▸ **Task brief**
From the data below, pull out the lines that open with the one containing "button[interactable] [115, 715, 443, 741]" and close with the one containing "staticText: * [16, 754, 22, 768]", both ends included. Reproduce each line unchanged.

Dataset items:
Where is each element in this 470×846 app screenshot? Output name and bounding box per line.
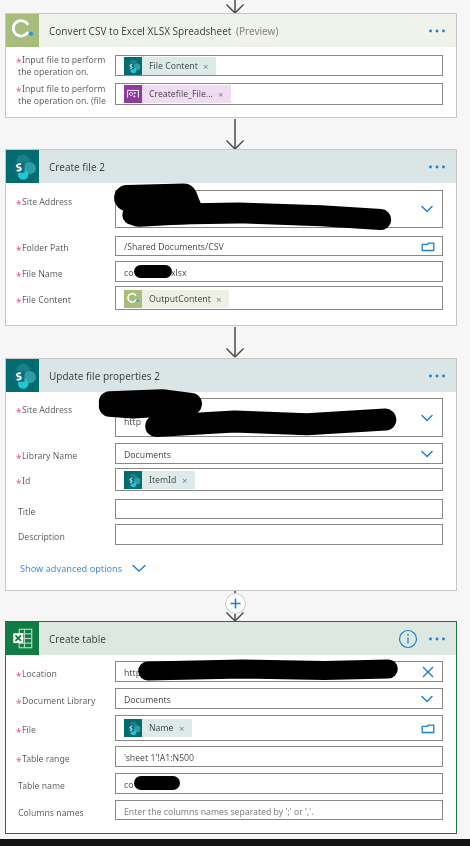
button[interactable] [115, 715, 443, 741]
staticText: 'sheet 1'!A1:N500 [124, 752, 195, 764]
staticText: Description [18, 531, 65, 543]
button[interactable] [115, 286, 443, 310]
staticText: Site Address [22, 404, 73, 416]
staticText: Update file properties 2 [49, 369, 160, 383]
staticText: File Name [22, 268, 63, 280]
staticText: * [16, 754, 22, 768]
staticText: × [216, 293, 222, 306]
button[interactable]: More commands [425, 627, 449, 651]
button[interactable]: Browse files [420, 721, 436, 737]
staticText: Id [22, 475, 31, 487]
staticText: Name [149, 722, 174, 734]
button[interactable]: Createfile_File... [124, 85, 231, 103]
staticText: OutputContent [149, 293, 211, 305]
staticText: Show advanced options [20, 562, 123, 575]
button[interactable] [115, 443, 443, 464]
button[interactable]: Create table [6, 622, 456, 655]
button[interactable] [115, 261, 443, 282]
staticText: https [124, 667, 146, 679]
button[interactable]: Information [395, 626, 421, 652]
button[interactable] [115, 55, 443, 76]
staticText: ItemId [149, 474, 177, 486]
button[interactable] [115, 499, 443, 519]
button[interactable]: Update file properties 2 [6, 359, 456, 392]
staticText: Input file to perform [22, 83, 106, 95]
staticText: × [218, 88, 224, 101]
staticText: Create file 2 [49, 160, 105, 174]
button[interactable] [115, 688, 443, 709]
button[interactable]: Create file 2 [6, 150, 456, 183]
button[interactable]: OutputContent [124, 290, 229, 308]
button[interactable]: Show advanced options [20, 559, 147, 577]
staticText: Create table [49, 632, 106, 646]
staticText: * [16, 295, 22, 309]
staticText: co [124, 267, 134, 279]
staticText: * [16, 243, 22, 257]
button[interactable]: File Content [124, 57, 216, 75]
staticText: Input file to perform [22, 54, 106, 66]
button[interactable] [115, 524, 443, 545]
staticText: http [124, 416, 141, 428]
button[interactable]: More commands [425, 155, 449, 179]
staticText: co [124, 779, 134, 791]
staticText: * [16, 669, 22, 683]
staticText: * [16, 84, 22, 98]
button[interactable] [115, 83, 443, 105]
staticText: Site Address [22, 196, 73, 208]
staticText: /Shared Documents/CSV [124, 241, 224, 253]
staticText: × [203, 60, 209, 73]
button[interactable] [115, 746, 443, 767]
button[interactable]: More commands [425, 364, 449, 388]
staticText: * [16, 197, 22, 211]
staticText: Columns names [18, 807, 84, 819]
button[interactable] [115, 468, 443, 491]
staticText: Location [22, 668, 57, 680]
staticText: Documents [124, 694, 171, 706]
staticText: Document Library [22, 695, 96, 707]
button[interactable]: Convert CSV to Excel XLSX Spreadsheet [6, 14, 456, 47]
button[interactable]: Expand [419, 446, 435, 462]
button[interactable] [115, 398, 443, 437]
staticText: Createfile_File... [149, 88, 213, 100]
staticText: Documents [124, 449, 171, 461]
staticText: Table name [18, 780, 66, 792]
staticText: * [16, 476, 22, 490]
staticText: × [182, 474, 188, 487]
button[interactable] [115, 236, 443, 256]
staticText: (Preview) [236, 24, 279, 38]
button[interactable]: Clear value [420, 664, 436, 680]
staticText: Library Name [22, 450, 78, 462]
button[interactable]: Expand [419, 410, 435, 426]
button[interactable]: Expand [419, 691, 435, 707]
button[interactable]: ItemId [124, 471, 195, 489]
staticText: Enter the columns names separated by ';'… [124, 806, 314, 818]
staticText: * [16, 696, 22, 710]
staticText: Folder Path [22, 242, 69, 254]
button[interactable] [115, 800, 443, 820]
button[interactable] [115, 773, 443, 794]
button[interactable] [115, 190, 443, 228]
button[interactable] [115, 661, 443, 682]
button[interactable]: Add an action [225, 593, 246, 614]
staticText: * [16, 55, 22, 69]
button[interactable]: Name [124, 719, 192, 737]
staticText: File [22, 724, 36, 736]
staticText: xlsx [171, 267, 187, 279]
button[interactable]: Browse files [420, 239, 436, 255]
staticText: Title [18, 506, 36, 518]
staticText: the operation on. [18, 66, 89, 78]
staticText: * [16, 269, 22, 283]
staticText: File Content [22, 294, 71, 306]
staticText: Convert CSV to Excel XLSX Spreadsheet [49, 24, 232, 38]
staticText: the operation on. (file [18, 95, 106, 107]
staticText: * [16, 725, 22, 739]
button[interactable]: Expand [419, 201, 435, 217]
staticText: × [179, 722, 185, 735]
staticText: * [16, 405, 22, 419]
staticText: Table range [22, 753, 70, 765]
staticText: File Content [149, 60, 198, 72]
button[interactable]: More commands [425, 19, 449, 43]
staticText: * [16, 451, 22, 465]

▸ **Result of the task**
button[interactable] [115, 715, 443, 741]
staticText: 'sheet 1'!A1:N500 [124, 752, 195, 764]
staticText: Description [18, 531, 65, 543]
button[interactable] [115, 286, 443, 310]
staticText: Site Address [22, 404, 73, 416]
staticText: Update file properties 2 [49, 369, 160, 383]
staticText: File Name [22, 268, 63, 280]
staticText: * [16, 754, 22, 768]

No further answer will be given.